### Stated problem
Copy out the following lines word for word, keeping every number and mark unchanged.

### Supplied material
>> START
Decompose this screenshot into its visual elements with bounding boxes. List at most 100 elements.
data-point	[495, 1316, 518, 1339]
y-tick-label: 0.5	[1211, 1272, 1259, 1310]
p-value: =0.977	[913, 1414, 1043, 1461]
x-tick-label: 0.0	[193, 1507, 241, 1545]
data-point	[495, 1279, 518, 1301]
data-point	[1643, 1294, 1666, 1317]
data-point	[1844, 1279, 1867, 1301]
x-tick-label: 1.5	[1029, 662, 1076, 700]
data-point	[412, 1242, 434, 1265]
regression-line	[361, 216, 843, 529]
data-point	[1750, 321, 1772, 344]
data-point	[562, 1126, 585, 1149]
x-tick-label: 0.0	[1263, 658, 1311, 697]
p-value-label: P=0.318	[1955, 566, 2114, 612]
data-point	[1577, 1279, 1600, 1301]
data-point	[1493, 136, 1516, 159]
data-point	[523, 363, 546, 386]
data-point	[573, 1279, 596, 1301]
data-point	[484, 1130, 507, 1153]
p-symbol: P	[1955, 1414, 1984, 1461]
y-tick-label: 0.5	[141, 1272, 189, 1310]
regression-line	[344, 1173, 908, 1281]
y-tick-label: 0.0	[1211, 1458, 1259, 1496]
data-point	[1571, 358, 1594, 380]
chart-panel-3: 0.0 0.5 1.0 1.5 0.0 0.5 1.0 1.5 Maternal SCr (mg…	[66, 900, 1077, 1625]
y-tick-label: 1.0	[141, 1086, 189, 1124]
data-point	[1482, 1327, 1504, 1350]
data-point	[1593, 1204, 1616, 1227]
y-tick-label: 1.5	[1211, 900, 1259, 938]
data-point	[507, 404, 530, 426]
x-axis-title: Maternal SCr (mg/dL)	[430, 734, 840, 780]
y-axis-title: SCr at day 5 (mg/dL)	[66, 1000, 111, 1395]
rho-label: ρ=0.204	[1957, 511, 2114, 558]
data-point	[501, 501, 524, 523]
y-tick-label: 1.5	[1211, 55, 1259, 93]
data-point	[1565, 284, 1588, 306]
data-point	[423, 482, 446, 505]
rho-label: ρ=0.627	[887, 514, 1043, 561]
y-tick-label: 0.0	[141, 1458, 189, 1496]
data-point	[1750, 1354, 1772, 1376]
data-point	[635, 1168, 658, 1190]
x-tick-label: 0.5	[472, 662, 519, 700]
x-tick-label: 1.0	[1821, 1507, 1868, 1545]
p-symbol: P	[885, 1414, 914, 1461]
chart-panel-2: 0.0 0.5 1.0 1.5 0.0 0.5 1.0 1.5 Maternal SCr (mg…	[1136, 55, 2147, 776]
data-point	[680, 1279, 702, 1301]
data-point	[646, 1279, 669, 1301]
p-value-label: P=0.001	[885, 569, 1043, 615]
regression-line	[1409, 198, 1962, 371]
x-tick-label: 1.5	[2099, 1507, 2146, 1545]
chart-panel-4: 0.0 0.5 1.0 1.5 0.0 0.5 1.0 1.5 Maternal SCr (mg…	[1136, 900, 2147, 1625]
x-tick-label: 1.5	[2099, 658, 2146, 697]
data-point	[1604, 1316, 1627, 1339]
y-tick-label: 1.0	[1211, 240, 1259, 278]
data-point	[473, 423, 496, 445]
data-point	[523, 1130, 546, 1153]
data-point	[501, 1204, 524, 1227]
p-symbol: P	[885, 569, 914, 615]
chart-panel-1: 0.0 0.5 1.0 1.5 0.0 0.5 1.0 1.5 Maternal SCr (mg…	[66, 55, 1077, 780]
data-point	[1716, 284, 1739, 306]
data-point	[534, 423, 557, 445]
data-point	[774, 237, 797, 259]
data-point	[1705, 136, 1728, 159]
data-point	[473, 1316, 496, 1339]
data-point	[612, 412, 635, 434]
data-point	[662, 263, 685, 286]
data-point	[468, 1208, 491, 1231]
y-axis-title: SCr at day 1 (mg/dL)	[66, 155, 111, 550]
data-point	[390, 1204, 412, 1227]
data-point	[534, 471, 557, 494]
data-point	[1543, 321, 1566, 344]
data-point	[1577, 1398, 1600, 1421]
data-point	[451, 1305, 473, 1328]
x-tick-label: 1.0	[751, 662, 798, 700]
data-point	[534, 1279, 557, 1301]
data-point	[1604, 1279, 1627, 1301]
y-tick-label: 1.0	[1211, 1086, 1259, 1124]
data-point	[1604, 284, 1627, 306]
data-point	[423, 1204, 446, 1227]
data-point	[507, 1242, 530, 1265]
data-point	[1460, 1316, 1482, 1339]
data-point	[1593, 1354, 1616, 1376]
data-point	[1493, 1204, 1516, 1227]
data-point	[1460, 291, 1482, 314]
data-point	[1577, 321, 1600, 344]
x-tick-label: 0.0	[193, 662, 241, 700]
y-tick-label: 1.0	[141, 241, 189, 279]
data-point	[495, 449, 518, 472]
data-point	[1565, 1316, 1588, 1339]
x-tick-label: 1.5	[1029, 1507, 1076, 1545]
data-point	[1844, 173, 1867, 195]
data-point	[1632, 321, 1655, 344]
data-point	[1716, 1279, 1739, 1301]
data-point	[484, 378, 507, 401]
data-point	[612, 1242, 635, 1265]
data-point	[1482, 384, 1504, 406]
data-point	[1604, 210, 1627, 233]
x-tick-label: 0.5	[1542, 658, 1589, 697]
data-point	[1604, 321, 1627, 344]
>> END
### Answer in full
Decompose this screenshot into its visual elements with bounding boxes. List at most 100 elements.
data-point	[495, 1316, 518, 1339]
y-tick-label: 0.5	[1211, 1272, 1259, 1310]
p-value: =0.977	[913, 1414, 1043, 1461]
x-tick-label: 0.0	[193, 1507, 241, 1545]
data-point	[495, 1279, 518, 1301]
data-point	[1643, 1294, 1666, 1317]
data-point	[1844, 1279, 1867, 1301]
x-tick-label: 1.5	[1029, 662, 1076, 700]
data-point	[412, 1242, 434, 1265]
regression-line	[361, 216, 843, 529]
data-point	[1750, 321, 1772, 344]
data-point	[562, 1126, 585, 1149]
x-tick-label: 0.0	[1263, 658, 1311, 697]
p-value-label: P=0.318	[1955, 566, 2114, 612]
data-point	[1577, 1279, 1600, 1301]
data-point	[1493, 136, 1516, 159]
data-point	[523, 363, 546, 386]
data-point	[573, 1279, 596, 1301]
data-point	[484, 1130, 507, 1153]
p-symbol: P	[1955, 1414, 1984, 1461]
y-tick-label: 0.5	[141, 1272, 189, 1310]
regression-line	[344, 1173, 908, 1281]
y-tick-label: 0.0	[1211, 1458, 1259, 1496]
data-point	[1571, 358, 1594, 380]
chart-panel-3: 0.0 0.5 1.0 1.5 0.0 0.5 1.0 1.5 Maternal SCr (mg…	[66, 900, 1077, 1625]
y-tick-label: 1.0	[141, 1086, 189, 1124]
data-point	[1482, 1327, 1504, 1350]
data-point	[1593, 1204, 1616, 1227]
y-tick-label: 1.5	[1211, 900, 1259, 938]
data-point	[507, 404, 530, 426]
x-axis-title: Maternal SCr (mg/dL)	[430, 734, 840, 780]
y-axis-title: SCr at day 5 (mg/dL)	[66, 1000, 111, 1395]
rho-label: ρ=0.204	[1957, 511, 2114, 558]
data-point	[501, 501, 524, 523]
y-tick-label: 1.5	[1211, 55, 1259, 93]
data-point	[1565, 284, 1588, 306]
data-point	[423, 482, 446, 505]
rho-label: ρ=0.627	[887, 514, 1043, 561]
y-tick-label: 0.0	[141, 1458, 189, 1496]
data-point	[1750, 1354, 1772, 1376]
data-point	[635, 1168, 658, 1190]
x-tick-label: 0.5	[472, 662, 519, 700]
x-tick-label: 1.0	[1821, 1507, 1868, 1545]
p-symbol: P	[885, 1414, 914, 1461]
chart-panel-2: 0.0 0.5 1.0 1.5 0.0 0.5 1.0 1.5 Maternal SCr (mg…	[1136, 55, 2147, 776]
data-point	[680, 1279, 702, 1301]
data-point	[646, 1279, 669, 1301]
p-value-label: P=0.001	[885, 569, 1043, 615]
regression-line	[1409, 198, 1962, 371]
x-tick-label: 1.5	[2099, 1507, 2146, 1545]
chart-panel-4: 0.0 0.5 1.0 1.5 0.0 0.5 1.0 1.5 Maternal SCr (mg…	[1136, 900, 2147, 1625]
x-tick-label: 1.5	[2099, 658, 2146, 697]
data-point	[1604, 1316, 1627, 1339]
y-tick-label: 1.0	[1211, 240, 1259, 278]
data-point	[473, 423, 496, 445]
data-point	[523, 1130, 546, 1153]
data-point	[501, 1204, 524, 1227]
p-symbol: P	[885, 569, 914, 615]
chart-panel-1: 0.0 0.5 1.0 1.5 0.0 0.5 1.0 1.5 Maternal SCr (mg…	[66, 55, 1077, 780]
data-point	[1716, 284, 1739, 306]
data-point	[534, 423, 557, 445]
data-point	[774, 237, 797, 259]
data-point	[1705, 136, 1728, 159]
data-point	[473, 1316, 496, 1339]
data-point	[612, 412, 635, 434]
data-point	[662, 263, 685, 286]
data-point	[468, 1208, 491, 1231]
y-axis-title: SCr at day 1 (mg/dL)	[66, 155, 111, 550]
data-point	[390, 1204, 412, 1227]
data-point	[534, 471, 557, 494]
data-point	[1543, 321, 1566, 344]
data-point	[1577, 1398, 1600, 1421]
data-point	[451, 1305, 473, 1328]
x-tick-label: 1.0	[751, 662, 798, 700]
data-point	[534, 1279, 557, 1301]
data-point	[1604, 1279, 1627, 1301]
y-tick-label: 1.0	[1211, 1086, 1259, 1124]
data-point	[1604, 284, 1627, 306]
data-point	[423, 1204, 446, 1227]
data-point	[507, 1242, 530, 1265]
data-point	[1460, 1316, 1482, 1339]
data-point	[1593, 1354, 1616, 1376]
data-point	[1493, 1204, 1516, 1227]
data-point	[1460, 291, 1482, 314]
data-point	[1577, 321, 1600, 344]
x-tick-label: 0.0	[193, 662, 241, 700]
y-tick-label: 1.0	[141, 241, 189, 279]
data-point	[495, 449, 518, 472]
data-point	[1565, 1316, 1588, 1339]
x-tick-label: 1.5	[1029, 1507, 1076, 1545]
data-point	[1844, 173, 1867, 195]
data-point	[1632, 321, 1655, 344]
data-point	[1716, 1279, 1739, 1301]
data-point	[484, 378, 507, 401]
data-point	[612, 1242, 635, 1265]
data-point	[1482, 384, 1504, 406]
data-point	[1604, 210, 1627, 233]
x-tick-label: 0.5	[1542, 658, 1589, 697]
data-point	[1604, 321, 1627, 344]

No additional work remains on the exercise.